| What the task asks |
Extract every line that contains the string "机械设备".

| Material for this task |
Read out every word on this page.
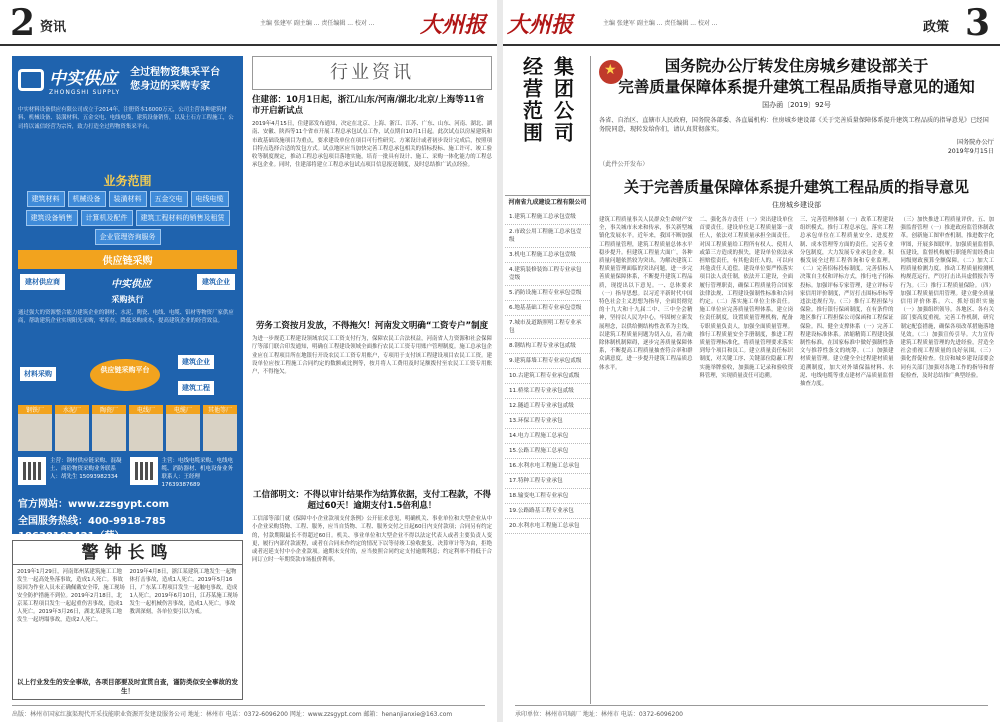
2 资讯	主编 张建军 副主编 ... 责任编辑 ... 校对 ... 大州报
中实供应
ZHONGSHI SUPPLY
全过程物资集采平台
您身边的采购专家
中实材料设备供应有限公司成立于2014年，注册资本16000万元，公司主营各种建筑材料、机械设备、装潢材料、五金交电、电线电缆、建筑设备销售，以及土石方工程施工，公司将以诚信经营为宗旨，致力打造全过程物资集采平台。
业务范围
建筑材料	机械设备	装潢材料	五金交电	电线电缆
建筑设备销售	计算机及配件	建筑工程材料的销售及租赁
企业管理咨询服务
供应链采购
建材供应商	中实供应	建筑企业
采购执行
通过强大的资源整合能力建筑企业的钢材、水泥、陶瓷、电线、电缆、铝材等物资厂家供应商，帮助建筑企业实现阳光采购，零库存，降低采购成本，提高建筑企业的经营效益。
材料采购	供应链采购平台
建筑企业
建筑工程
钢铁厂	水泥厂	陶瓷厂	电线厂	电缆厂	其他等厂
主营：钢材供应链采购、混凝土、商砼物资采购业务联系人：胡先生 15093982334
主营：电线电缆采购、电线电缆、消防器材、机电设备业务联系人：王经理 17639387689
官方网站：www.zzsgypt.com
全国服务热线：400-9918-785 18638103421（薛）
警钟长鸣
2019年1月29日，河南郑州某建筑施工工地发生一起高处坠落事故，造成1人死亡。事故原因为作业人员未正确佩戴安全带，施工现场安全防护措施不到位。2019年2月18日，北京某工程项目发生一起起重伤害事故，造成1人死亡。2019年3月26日，湖北某建筑工地发生一起坍塌事故，造成2人死亡。
2019年4月8日，浙江某建筑工地发生一起物体打击事故，造成1人死亡。2019年5月16日，广东某工程项目发生一起触电事故，造成1人死亡。2019年6月10日，江苏某施工现场发生一起机械伤害事故，造成1人死亡。事故教训深刻，各单位要引以为戒。
以上行业发生的安全事故，各项目部要及时宣贯自查，谨防类似安全事故的发生！
行业资讯
住建部：10月1日起，浙江/山东/河南/湖北/北京/上海等11省市开启新试点
2019年4月15日，住建部发布通知，决定在北京、上海、浙江、江苏、广东、山东、河南、湖北、湖南、安徽、陕西等11个省市开展工程总承包试点工作，试点期自10月1日起。此次试点以房屋建筑和市政基础设施项目为重点，要求建设单位在项目可行性研究、方案设计或者初步设计完成后，按照项目特点选择合适的发包方式。试点地区应当加快完善工程总承包相关的招标投标、施工许可、竣工验收等制度规定，推动工程总承包项目落地实施，培育一批具有设计、施工、采购一体化能力的工程总承包企业。同时，住建部将建立工程总承包试点项目信息报送制度，及时总结推广试点经验。
劳务工资按月发放，不得拖欠！河南发文明确“工资专户”制度
为进一步规范工程建设领域农民工工资支付行为，保障农民工合法权益，河南省人力资源和社会保障厅等部门联合印发通知，明确在工程建设领域全面推行农民工工资专用账户管理制度。施工总承包企业应在工程项目所在地银行开设农民工工资专用账户，专项用于支付该工程建设项目农民工工资。建设单位应按工程施工合同约定的数额或比例等，按月将人工费用及时足额拨付至农民工工资专用账户，不得拖欠。
工信部明文：不得以审计结果作为结算依据，支付工程款，不得超过60天！逾期支付1.5倍利息！
工信部等部门就《保障中小企业款项支付条例》公开征求意见，明确机关、事业单位和大型企业从中小企业采购货物、工程、服务，应当自货物、工程、服务交付之日起60日内支付款项；合同另有约定的，付款期限最长不得超过60日。机关、事业单位和大型企业不得以法定代表人或者主要负责人变更，履行内部付款流程，或者在合同未作约定的情况下以等待竣工验收批复、决算审计等为由，拒绝或者迟延支付中小企业款项。逾期未支付的，应当按照合同约定支付逾期利息；约定利率不得低于合同订立时一年期贷款市场报价利率。
出版：林州市国家红旗渠现代开采技能职业资源开发建设服务公司 地址：林州市 电话：0372-6096200 网址：www.zzsgypt.com 邮箱：henanjianxie@163.com
大州报	主编 张建军 副主编 ... 责任编辑 ... 校对 ...	政策 3
经营范围 集团公司
河南省九成建设工程有限公司
1.建筑工程施工总承包壹级
2.市政公用工程施工总承包壹级
3.机电工程施工总承包壹级
4.建筑装修装饰工程专业承包壹级
5.消防设施工程专业承包壹级
6.地基基础工程专业承包壹级
7.城市及道路照明工程专业承包
8.钢结构工程专业承包贰级
9.建筑幕墙工程专业承包贰级
10.古建筑工程专业承包贰级
11.桥梁工程专业承包贰级
12.隧道工程专业承包贰级
13.环保工程专业承包
14.电力工程施工总承包
15.公路工程施工总承包
16.水利水电工程施工总承包
17.特种工程专业承包
18.输变电工程专业承包
19.公路路基工程专业承包
20.水利水电工程施工总承包
★
国务院办公厅转发住房城乡建设部关于
完善质量保障体系提升建筑工程品质指导意见的通知
国办函〔2019〕92号
各省、自治区、直辖市人民政府，国务院各部委、各直属机构：住房城乡建设部《关于完善质量保障体系提升建筑工程品质的指导意见》已经国务院同意，现转发给你们，请认真贯彻落实。
国务院办公厅
2019年9月15日
（此件公开发布）
关于完善质量保障体系提升建筑工程品质的指导意见
住房城乡建设部
建筑工程质量事关人民群众生命财产安全，事关城市未来和传承，事关新型城镇化发展水平。近年来，我国不断加强工程质量管理，建筑工程质量总体水平稳步提升。但建筑工程量大面广，各种质量问题依然较为突出。为解决建筑工程质量管理面临的突出问题，进一步完善质量保障体系，不断提升建筑工程品质，现提出以下意见。一、总体要求（一）指导思想。以习近平新时代中国特色社会主义思想为指导，全面贯彻党的十九大和十九届二中、三中全会精神，坚持以人民为中心，牢固树立新发展理念，以供给侧结构性改革为主线，以建筑工程质量问题为切入点，着力破除体制机制障碍，逐步完善质量保障体系，不断提高工程质量抽查符合率和群众满意度，进一步提升建筑工程品质总体水平。
二、强化各方责任（一）突出建设单位首要责任。建设单位是工程质量第一责任人，依法对工程质量承担全面责任。对因工程质量给工程所有权人、使用人或第三方造成的损失，建设单位依法承担赔偿责任，有其他责任人的，可以向其他责任人追偿。建设单位要严格落实项目法人责任制，依法开工建设，全面履行管理职责，确保工程质量符合国家法律法规、工程建设强制性标准和合同约定。（二）落实施工单位主体责任。施工单位应完善质量管理体系，建立岗位责任制度，设置质量管理机构，配备专职质量负责人，加强全面质量管理。推行工程质量安全手册制度，推进工程质量管理标准化，将质量管理要求落实到每个项目和员工。建立质量责任标识制度，对关键工序、关键部位隐蔽工程实施举牌验收，加强施工记录和验收资料管理，实现质量责任可追溯。
三、完善管理体制（一）改革工程建设组织模式。推行工程总承包，落实工程总承包单位在工程质量安全、进度控制、成本管理等方面的责任。完善专业分包制度，大力发展专业承包企业。积极发展全过程工程咨询和专业监理。（二）完善招标投标制度。完善招标人决策自主权和评标方式，推行电子招标投标。加强评标专家管理，建立评标专家信用评价制度，严厉打击围标串标等违法违规行为。（三）推行工程担保与保险。推行银行保函制度，在有条件的地区推行工程担保公司保函和工程保证保险。四、健全支撑体系（一）完善工程建设标准体系。浓缩精简工程建设强制性标准，在国家标准中做好强制性条文与推荐性条文的统筹。（二）加强建材质量管理。建立健全全过程建材质量追溯制度，加大对外墙保温材料、水泥、电线电缆等重点建材产品质量监督抽查力度。
（三）加快推进工程质量评价。五、加强监督管理（一）推进政府监管体制改革。创新施工图审查机制，推进数字化审图，开展多图联审。加强质量监督队伍建设，监督机构履行职能所需经费由同级财政预算全额保障。（二）加大工程质量检测力度。推动工程质量检测机构规范运行，严厉打击出具虚假报告等行为。（三）推行工程质量保险。（四）加强工程质量信用管理。建立健全质量信用评价体系。六、抓好组织实施（一）加强组织领导。各地区、各有关部门要高度重视，完善工作机制，研究制定配套措施，确保各项改革措施落地见效。（二）加强宣传引导。大力宣传建筑工程质量管理的先进经验，营造全社会重视工程质量的良好氛围。（三）强化督促检查。住房和城乡建设部要会同有关部门加强对各地工作的指导和督促检查，及时总结推广典型经验。
承印单位：林州市印刷厂 地址：林州市 电话：0372-6096200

| Written response |
中实材料设备供应有限公司成立于2014年，注册资本16000万元，公司主营各种建筑材料、机械设备、装潢材料、五金交电、电线电缆、建筑设备销售，以及土石方工程施工，公司将以诚信经营为宗旨，致力打造全过程物资集采平台。
建筑材料	机械设备	装潢材料	五金交电	电线电缆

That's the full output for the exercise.